From the entries below, please gather each line containing the string "them".

* begin Provided records *

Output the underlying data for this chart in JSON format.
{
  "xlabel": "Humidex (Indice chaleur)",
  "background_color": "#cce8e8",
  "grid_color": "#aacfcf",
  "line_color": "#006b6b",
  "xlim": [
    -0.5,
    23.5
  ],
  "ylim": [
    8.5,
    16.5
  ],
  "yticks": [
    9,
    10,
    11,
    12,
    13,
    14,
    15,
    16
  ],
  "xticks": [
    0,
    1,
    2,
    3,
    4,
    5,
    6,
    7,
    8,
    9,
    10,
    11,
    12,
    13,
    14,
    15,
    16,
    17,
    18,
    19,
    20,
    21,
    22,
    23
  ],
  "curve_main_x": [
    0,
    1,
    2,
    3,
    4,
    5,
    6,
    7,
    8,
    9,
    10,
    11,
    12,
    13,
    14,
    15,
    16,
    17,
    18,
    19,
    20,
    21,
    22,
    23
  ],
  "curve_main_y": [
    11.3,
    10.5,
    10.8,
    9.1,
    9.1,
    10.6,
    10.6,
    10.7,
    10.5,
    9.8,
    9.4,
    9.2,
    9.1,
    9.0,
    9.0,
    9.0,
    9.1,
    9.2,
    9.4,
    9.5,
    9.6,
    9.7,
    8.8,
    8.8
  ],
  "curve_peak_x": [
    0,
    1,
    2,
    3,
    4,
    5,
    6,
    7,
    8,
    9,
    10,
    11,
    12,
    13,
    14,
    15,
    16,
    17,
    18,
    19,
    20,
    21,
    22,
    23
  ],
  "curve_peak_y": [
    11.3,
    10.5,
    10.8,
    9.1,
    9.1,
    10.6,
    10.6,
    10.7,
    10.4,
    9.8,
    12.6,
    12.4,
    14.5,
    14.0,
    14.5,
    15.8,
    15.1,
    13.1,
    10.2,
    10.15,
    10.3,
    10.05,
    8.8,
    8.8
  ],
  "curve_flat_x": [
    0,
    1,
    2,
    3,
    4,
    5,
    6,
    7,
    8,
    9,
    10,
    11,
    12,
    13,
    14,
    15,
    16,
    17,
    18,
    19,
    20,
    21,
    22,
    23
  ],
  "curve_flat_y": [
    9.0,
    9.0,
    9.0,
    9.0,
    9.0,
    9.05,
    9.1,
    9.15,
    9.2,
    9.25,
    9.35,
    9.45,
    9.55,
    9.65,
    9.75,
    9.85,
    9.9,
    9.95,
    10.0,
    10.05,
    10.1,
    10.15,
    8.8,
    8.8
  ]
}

* end Provided records *
* begin Provided records *

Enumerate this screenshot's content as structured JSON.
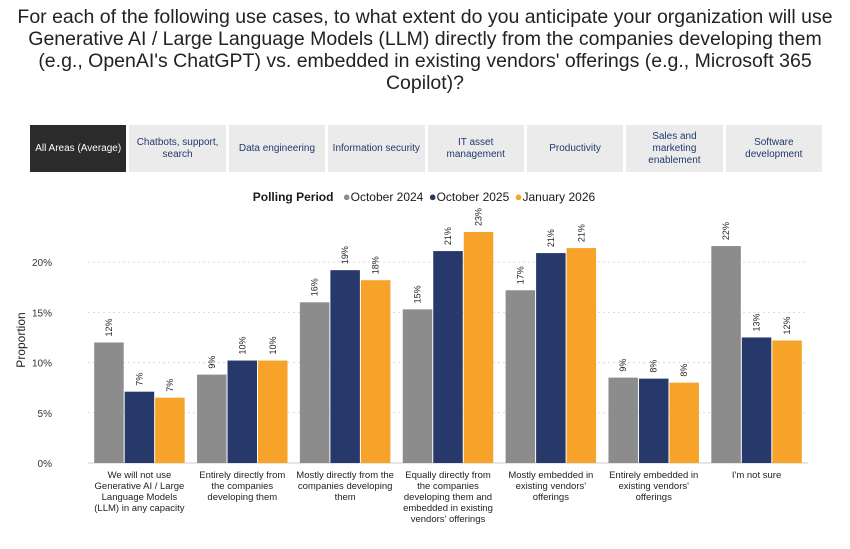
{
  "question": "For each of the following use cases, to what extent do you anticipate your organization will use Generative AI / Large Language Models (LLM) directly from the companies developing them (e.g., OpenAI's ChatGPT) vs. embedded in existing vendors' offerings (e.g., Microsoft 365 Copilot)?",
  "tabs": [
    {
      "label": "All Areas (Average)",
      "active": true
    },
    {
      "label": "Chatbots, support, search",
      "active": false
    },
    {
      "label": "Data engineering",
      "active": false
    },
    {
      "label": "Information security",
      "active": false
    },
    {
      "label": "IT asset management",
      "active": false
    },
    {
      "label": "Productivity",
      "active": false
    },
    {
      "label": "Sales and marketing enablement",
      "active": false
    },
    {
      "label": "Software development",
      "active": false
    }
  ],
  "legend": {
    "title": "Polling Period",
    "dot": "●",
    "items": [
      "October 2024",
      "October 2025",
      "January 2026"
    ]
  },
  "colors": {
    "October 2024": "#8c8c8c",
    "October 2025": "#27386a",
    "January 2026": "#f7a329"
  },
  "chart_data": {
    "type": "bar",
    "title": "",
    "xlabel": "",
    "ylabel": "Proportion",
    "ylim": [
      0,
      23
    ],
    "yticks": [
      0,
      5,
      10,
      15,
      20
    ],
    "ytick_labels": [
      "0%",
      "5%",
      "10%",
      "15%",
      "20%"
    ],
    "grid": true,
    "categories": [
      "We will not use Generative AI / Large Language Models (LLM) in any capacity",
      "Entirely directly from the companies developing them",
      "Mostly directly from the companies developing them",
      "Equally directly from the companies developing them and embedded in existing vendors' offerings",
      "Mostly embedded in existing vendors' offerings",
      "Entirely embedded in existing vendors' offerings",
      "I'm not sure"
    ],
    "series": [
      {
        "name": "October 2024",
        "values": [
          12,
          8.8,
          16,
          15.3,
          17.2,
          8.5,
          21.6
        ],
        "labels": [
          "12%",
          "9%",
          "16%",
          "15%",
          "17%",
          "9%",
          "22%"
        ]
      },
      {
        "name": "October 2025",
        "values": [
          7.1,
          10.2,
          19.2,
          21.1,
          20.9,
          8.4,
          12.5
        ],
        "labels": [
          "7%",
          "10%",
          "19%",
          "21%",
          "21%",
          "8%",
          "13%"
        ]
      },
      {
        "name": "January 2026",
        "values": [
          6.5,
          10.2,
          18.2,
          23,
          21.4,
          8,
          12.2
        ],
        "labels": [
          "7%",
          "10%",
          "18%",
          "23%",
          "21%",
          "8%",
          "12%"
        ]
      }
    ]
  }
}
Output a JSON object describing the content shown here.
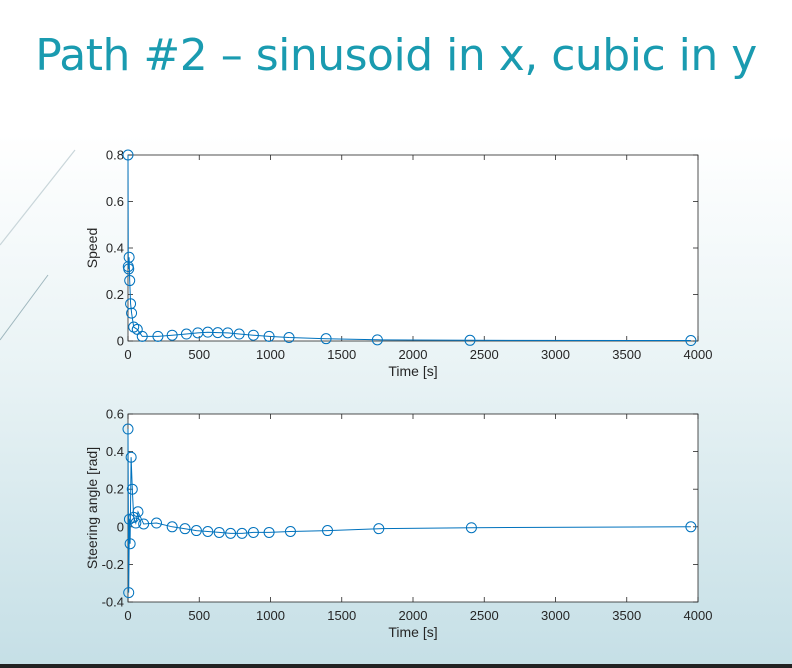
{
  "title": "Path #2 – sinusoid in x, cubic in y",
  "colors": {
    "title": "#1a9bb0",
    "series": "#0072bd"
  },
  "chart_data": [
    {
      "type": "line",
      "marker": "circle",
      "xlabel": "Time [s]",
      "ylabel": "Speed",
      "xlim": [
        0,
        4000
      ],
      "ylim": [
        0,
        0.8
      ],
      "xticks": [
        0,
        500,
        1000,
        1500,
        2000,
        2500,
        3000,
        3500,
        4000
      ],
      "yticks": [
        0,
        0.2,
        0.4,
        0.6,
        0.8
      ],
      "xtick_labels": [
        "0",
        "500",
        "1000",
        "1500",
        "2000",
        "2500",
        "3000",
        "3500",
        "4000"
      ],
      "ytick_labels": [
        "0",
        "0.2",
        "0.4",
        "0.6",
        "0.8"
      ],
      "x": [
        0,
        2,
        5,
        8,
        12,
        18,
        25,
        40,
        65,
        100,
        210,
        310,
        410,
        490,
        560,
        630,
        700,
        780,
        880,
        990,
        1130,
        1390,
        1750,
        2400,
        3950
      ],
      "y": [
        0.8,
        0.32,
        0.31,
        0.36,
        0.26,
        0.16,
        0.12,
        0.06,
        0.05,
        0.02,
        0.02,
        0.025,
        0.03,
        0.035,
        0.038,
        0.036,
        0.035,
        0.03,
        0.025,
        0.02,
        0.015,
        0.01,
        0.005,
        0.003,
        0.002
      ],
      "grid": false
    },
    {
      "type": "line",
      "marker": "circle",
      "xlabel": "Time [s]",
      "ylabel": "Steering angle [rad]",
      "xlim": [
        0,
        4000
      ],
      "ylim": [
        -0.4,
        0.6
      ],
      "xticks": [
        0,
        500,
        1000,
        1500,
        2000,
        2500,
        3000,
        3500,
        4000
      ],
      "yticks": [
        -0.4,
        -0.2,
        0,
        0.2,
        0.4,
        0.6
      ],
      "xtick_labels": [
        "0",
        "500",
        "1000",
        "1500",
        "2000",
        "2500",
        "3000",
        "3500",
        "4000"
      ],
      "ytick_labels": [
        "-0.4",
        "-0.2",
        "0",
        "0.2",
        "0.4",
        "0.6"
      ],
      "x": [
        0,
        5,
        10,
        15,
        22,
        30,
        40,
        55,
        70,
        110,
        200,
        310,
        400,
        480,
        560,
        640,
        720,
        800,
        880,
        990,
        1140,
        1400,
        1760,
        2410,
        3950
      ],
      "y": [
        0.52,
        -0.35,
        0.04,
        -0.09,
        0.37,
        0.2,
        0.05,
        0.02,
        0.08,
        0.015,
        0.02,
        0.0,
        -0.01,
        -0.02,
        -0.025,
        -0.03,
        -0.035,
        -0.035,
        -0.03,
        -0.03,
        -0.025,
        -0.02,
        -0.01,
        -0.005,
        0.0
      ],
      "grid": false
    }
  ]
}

* end Provided records *

*Worked answer*
  "question": "For each of the following use cases, to what extent do you anticipate your organization will use Generative AI / Large Language Models (LLM) directly from the companies developing them (e.g., OpenAI's ChatGPT) vs. embedded in existing vendors' offerings (e.g., Microsoft 365 Copilot)?",
      "Entirely directly from the companies developing them",
      "Mostly directly from the companies developing them",
      "Equally directly from the companies developing them and embedded in existing vendors' offerings",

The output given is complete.